**Working data**
* BEGIN *

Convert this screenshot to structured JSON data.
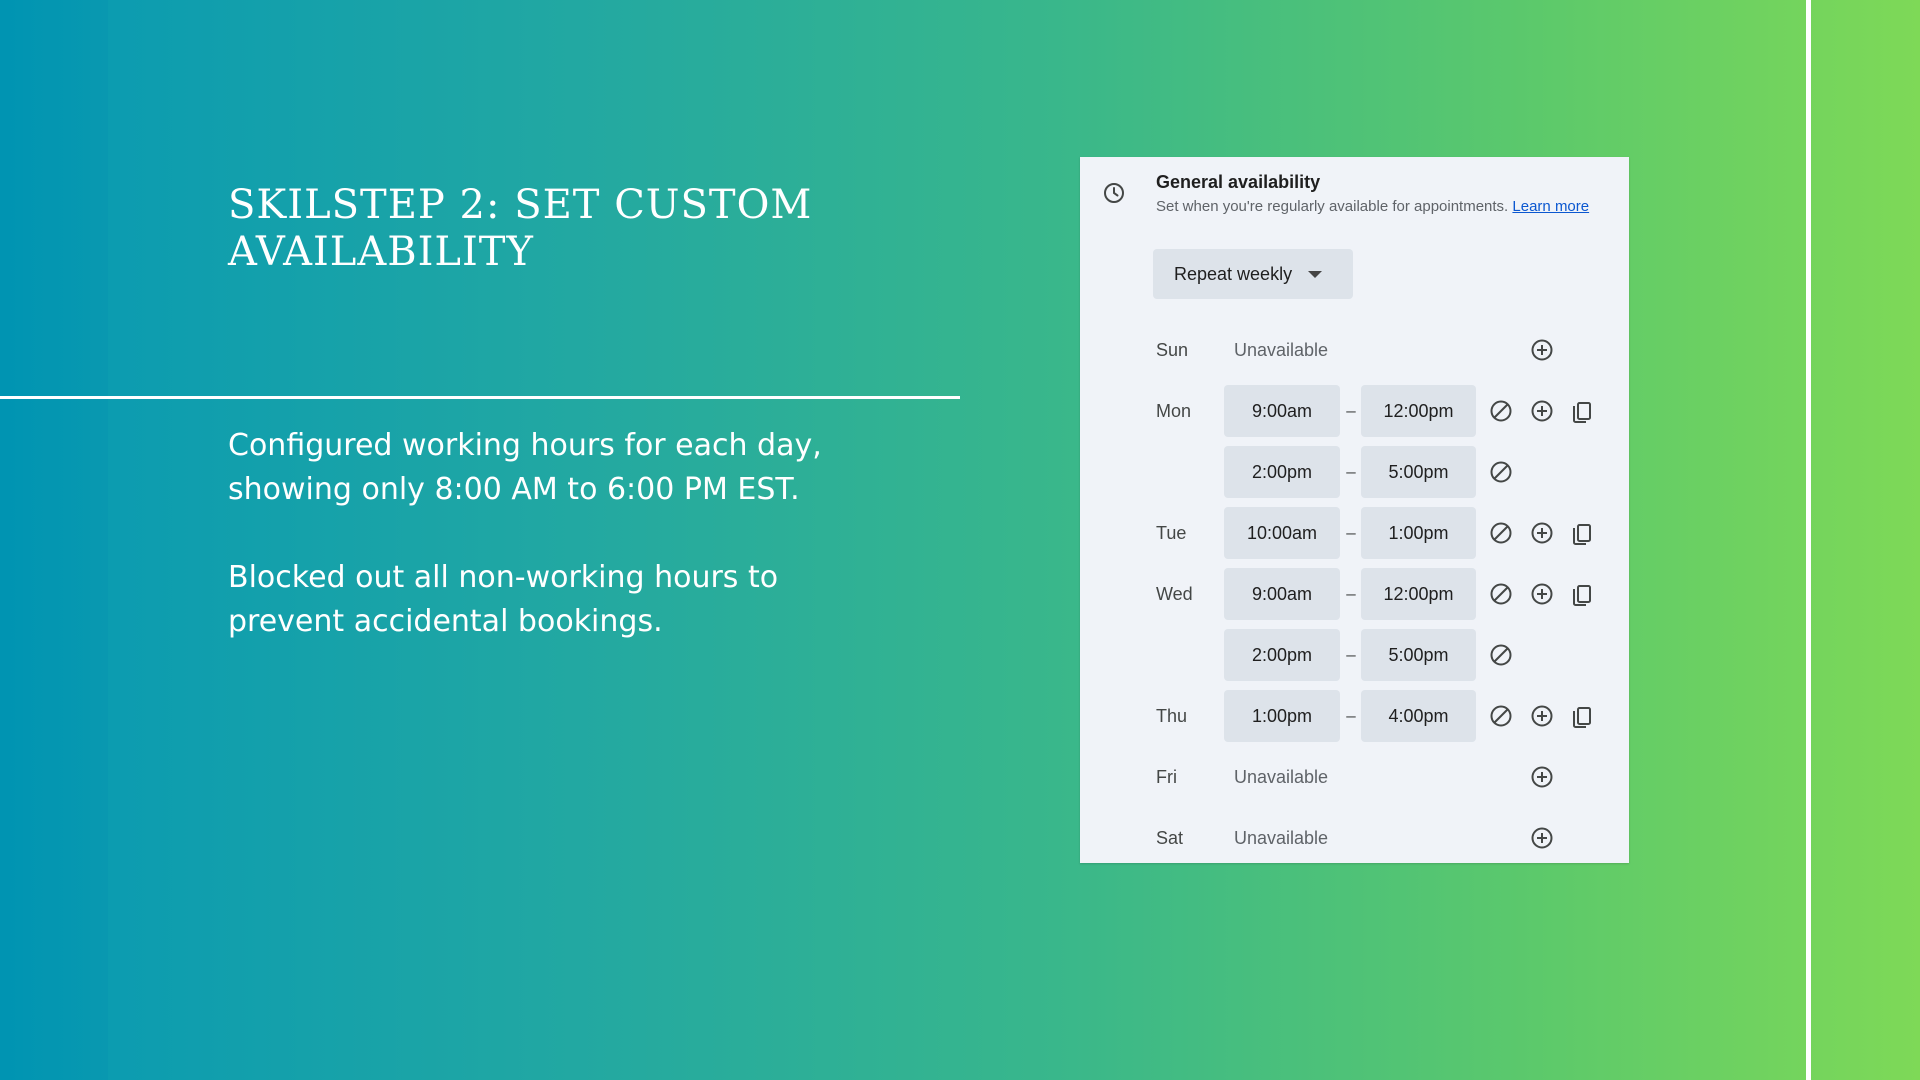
{
  "slide": {
    "title_line1": "SKILSTEP 2: SET CUSTOM",
    "title_line2": "AVAILABILITY",
    "paragraph1": "Configured working hours for each day, showing only 8:00 AM to 6:00 PM EST.",
    "paragraph2": "Blocked out all non-working hours to prevent accidental bookings."
  },
  "panel": {
    "icon": "clock-icon",
    "title": "General availability",
    "subtitle": "Set when you're regularly available for appointments.",
    "learn_more": "Learn more",
    "repeat_label": "Repeat weekly",
    "dash": "–",
    "days": [
      {
        "label": "Sun",
        "status": "Unavailable"
      },
      {
        "label": "Mon",
        "slots": [
          {
            "start": "9:00am",
            "end": "12:00pm"
          },
          {
            "start": "2:00pm",
            "end": "5:00pm"
          }
        ]
      },
      {
        "label": "Tue",
        "slots": [
          {
            "start": "10:00am",
            "end": "1:00pm"
          }
        ]
      },
      {
        "label": "Wed",
        "slots": [
          {
            "start": "9:00am",
            "end": "12:00pm"
          },
          {
            "start": "2:00pm",
            "end": "5:00pm"
          }
        ]
      },
      {
        "label": "Thu",
        "slots": [
          {
            "start": "1:00pm",
            "end": "4:00pm"
          }
        ]
      },
      {
        "label": "Fri",
        "status": "Unavailable"
      },
      {
        "label": "Sat",
        "status": "Unavailable"
      }
    ]
  },
  "colors": {
    "gradient_start": "#0097b2",
    "gradient_end": "#7ed957",
    "panel_background": "#f0f3f8",
    "time_box": "#dde3ea",
    "link": "#0b57d0"
  }
}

* END *

**What you will do**
Strip out the images, then output the records above word for word.

**Answer to the exercise**
Convert this screenshot to structured JSON data.
{
  "slide": {
    "title_line1": "SKILSTEP 2: SET CUSTOM",
    "title_line2": "AVAILABILITY",
    "paragraph1": "Configured working hours for each day, showing only 8:00 AM to 6:00 PM EST.",
    "paragraph2": "Blocked out all non-working hours to prevent accidental bookings."
  },
  "panel": {
    "icon": "clock-icon",
    "title": "General availability",
    "subtitle": "Set when you're regularly available for appointments.",
    "learn_more": "Learn more",
    "repeat_label": "Repeat weekly",
    "dash": "–",
    "days": [
      {
        "label": "Sun",
        "status": "Unavailable"
      },
      {
        "label": "Mon",
        "slots": [
          {
            "start": "9:00am",
            "end": "12:00pm"
          },
          {
            "start": "2:00pm",
            "end": "5:00pm"
          }
        ]
      },
      {
        "label": "Tue",
        "slots": [
          {
            "start": "10:00am",
            "end": "1:00pm"
          }
        ]
      },
      {
        "label": "Wed",
        "slots": [
          {
            "start": "9:00am",
            "end": "12:00pm"
          },
          {
            "start": "2:00pm",
            "end": "5:00pm"
          }
        ]
      },
      {
        "label": "Thu",
        "slots": [
          {
            "start": "1:00pm",
            "end": "4:00pm"
          }
        ]
      },
      {
        "label": "Fri",
        "status": "Unavailable"
      },
      {
        "label": "Sat",
        "status": "Unavailable"
      }
    ]
  },
  "colors": {
    "gradient_start": "#0097b2",
    "gradient_end": "#7ed957",
    "panel_background": "#f0f3f8",
    "time_box": "#dde3ea",
    "link": "#0b57d0"
  }
}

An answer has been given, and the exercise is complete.